[Figure dataset records]
○ ○ ○ ○ ○ ○ ○

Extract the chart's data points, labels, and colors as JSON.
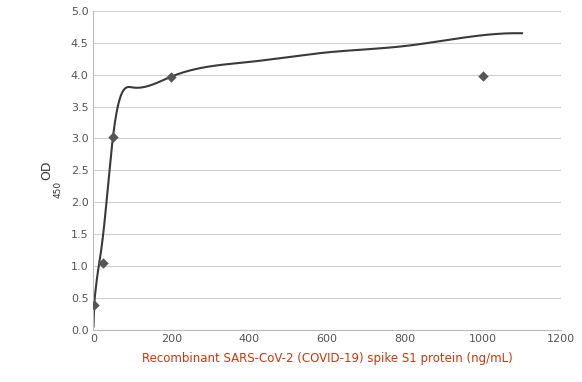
{
  "scatter_x": [
    2,
    25,
    50,
    200,
    1000
  ],
  "scatter_y": [
    0.38,
    1.05,
    3.02,
    3.97,
    3.98
  ],
  "curve_x": [
    0,
    2,
    5,
    10,
    15,
    25,
    50,
    100,
    200,
    400,
    600,
    800,
    1000,
    1100
  ],
  "curve_y": [
    0.05,
    0.38,
    0.6,
    0.85,
    1.05,
    1.5,
    3.02,
    3.8,
    3.97,
    4.2,
    4.35,
    4.45,
    4.62,
    4.65
  ],
  "marker_color": "#555555",
  "line_color": "#3a3a3a",
  "ylabel_line1": "OD",
  "ylabel_sub": "450",
  "xlabel_parts": [
    [
      "Recombinant SARS-CoV-2 (COVID-19) spike S1 protein (ng/mL)",
      "#c8380a"
    ]
  ],
  "ylim": [
    0,
    5
  ],
  "xlim": [
    0,
    1200
  ],
  "yticks": [
    0,
    0.5,
    1,
    1.5,
    2,
    2.5,
    3,
    3.5,
    4,
    4.5,
    5
  ],
  "xticks": [
    0,
    200,
    400,
    600,
    800,
    1000,
    1200
  ],
  "grid_color": "#d0d0d0",
  "background_color": "#ffffff",
  "figure_size": [
    5.82,
    3.82
  ],
  "dpi": 100
}
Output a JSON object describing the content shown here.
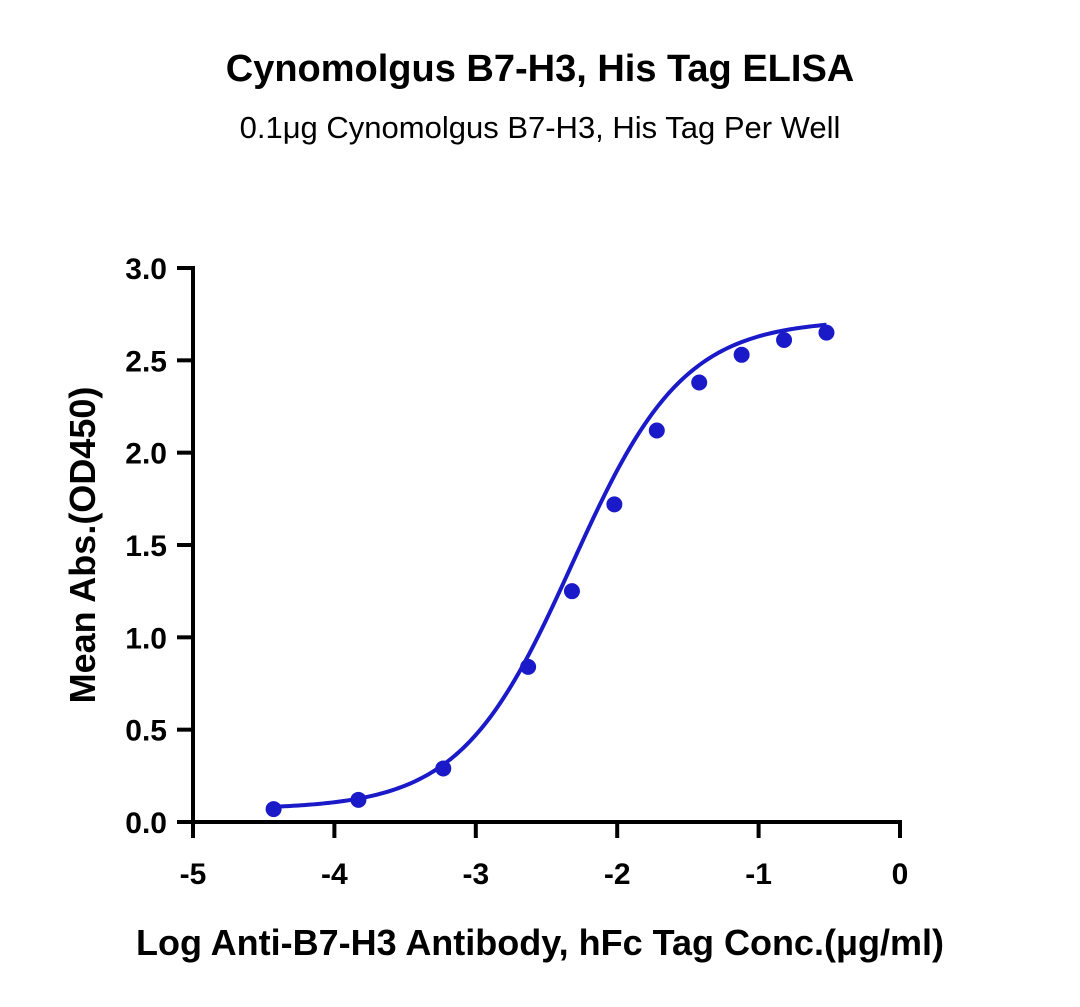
{
  "chart_data": {
    "type": "line",
    "title": "Cynomolgus B7-H3, His Tag ELISA",
    "subtitle": "0.1μg Cynomolgus B7-H3, His Tag Per Well",
    "xlabel": "Log Anti-B7-H3 Antibody, hFc Tag Conc.(μg/ml)",
    "ylabel": "Mean Abs.(OD450)",
    "xlim": [
      -5,
      0
    ],
    "ylim": [
      0,
      3.0
    ],
    "x_ticks": [
      "-5",
      "-4",
      "-3",
      "-2",
      "-1",
      "0"
    ],
    "y_ticks": [
      "0.0",
      "0.5",
      "1.0",
      "1.5",
      "2.0",
      "2.5",
      "3.0"
    ],
    "grid": false,
    "legend": "none",
    "colors": {
      "series": "#1a1ac8"
    },
    "series": [
      {
        "x": [
          -4.43,
          -3.83,
          -3.23,
          -2.63,
          -2.32,
          -2.02,
          -1.72,
          -1.42,
          -1.12,
          -0.82,
          -0.52
        ],
        "y": [
          0.07,
          0.12,
          0.29,
          0.84,
          1.25,
          1.72,
          2.12,
          2.38,
          2.53,
          2.61,
          2.65
        ],
        "fit": {
          "bottom": 0.07,
          "top": 2.72,
          "logEC50": -2.32,
          "hill": 1.1
        }
      }
    ]
  }
}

○ ○ ○ ○ ○ ○ ○

Every line above should be retyped exactly; the pictures do not belong in the copy.

# Written solution
Extract the chart's data points, labels, and colors as JSON.
{
  "scatter_x": [
    2,
    25,
    50,
    200,
    1000
  ],
  "scatter_y": [
    0.38,
    1.05,
    3.02,
    3.97,
    3.98
  ],
  "curve_x": [
    0,
    2,
    5,
    10,
    15,
    25,
    50,
    100,
    200,
    400,
    600,
    800,
    1000,
    1100
  ],
  "curve_y": [
    0.05,
    0.38,
    0.6,
    0.85,
    1.05,
    1.5,
    3.02,
    3.8,
    3.97,
    4.2,
    4.35,
    4.45,
    4.62,
    4.65
  ],
  "marker_color": "#555555",
  "line_color": "#3a3a3a",
  "ylabel_line1": "OD",
  "ylabel_sub": "450",
  "xlabel_parts": [
    [
      "Recombinant SARS-CoV-2 (COVID-19) spike S1 protein (ng/mL)",
      "#c8380a"
    ]
  ],
  "ylim": [
    0,
    5
  ],
  "xlim": [
    0,
    1200
  ],
  "yticks": [
    0,
    0.5,
    1,
    1.5,
    2,
    2.5,
    3,
    3.5,
    4,
    4.5,
    5
  ],
  "xticks": [
    0,
    200,
    400,
    600,
    800,
    1000,
    1200
  ],
  "grid_color": "#d0d0d0",
  "background_color": "#ffffff",
  "figure_size": [
    5.82,
    3.82
  ],
  "dpi": 100
}
Output a JSON object describing the content shown here.
{
  "chart_data": {
    "type": "line",
    "title": "Cynomolgus B7-H3, His Tag ELISA",
    "subtitle": "0.1μg Cynomolgus B7-H3, His Tag Per Well",
    "xlabel": "Log Anti-B7-H3 Antibody, hFc Tag Conc.(μg/ml)",
    "ylabel": "Mean Abs.(OD450)",
    "xlim": [
      -5,
      0
    ],
    "ylim": [
      0,
      3.0
    ],
    "x_ticks": [
      "-5",
      "-4",
      "-3",
      "-2",
      "-1",
      "0"
    ],
    "y_ticks": [
      "0.0",
      "0.5",
      "1.0",
      "1.5",
      "2.0",
      "2.5",
      "3.0"
    ],
    "grid": false,
    "legend": "none",
    "colors": {
      "series": "#1a1ac8"
    },
    "series": [
      {
        "x": [
          -4.43,
          -3.83,
          -3.23,
          -2.63,
          -2.32,
          -2.02,
          -1.72,
          -1.42,
          -1.12,
          -0.82,
          -0.52
        ],
        "y": [
          0.07,
          0.12,
          0.29,
          0.84,
          1.25,
          1.72,
          2.12,
          2.38,
          2.53,
          2.61,
          2.65
        ],
        "fit": {
          "bottom": 0.07,
          "top": 2.72,
          "logEC50": -2.32,
          "hill": 1.1
        }
      }
    ]
  }
}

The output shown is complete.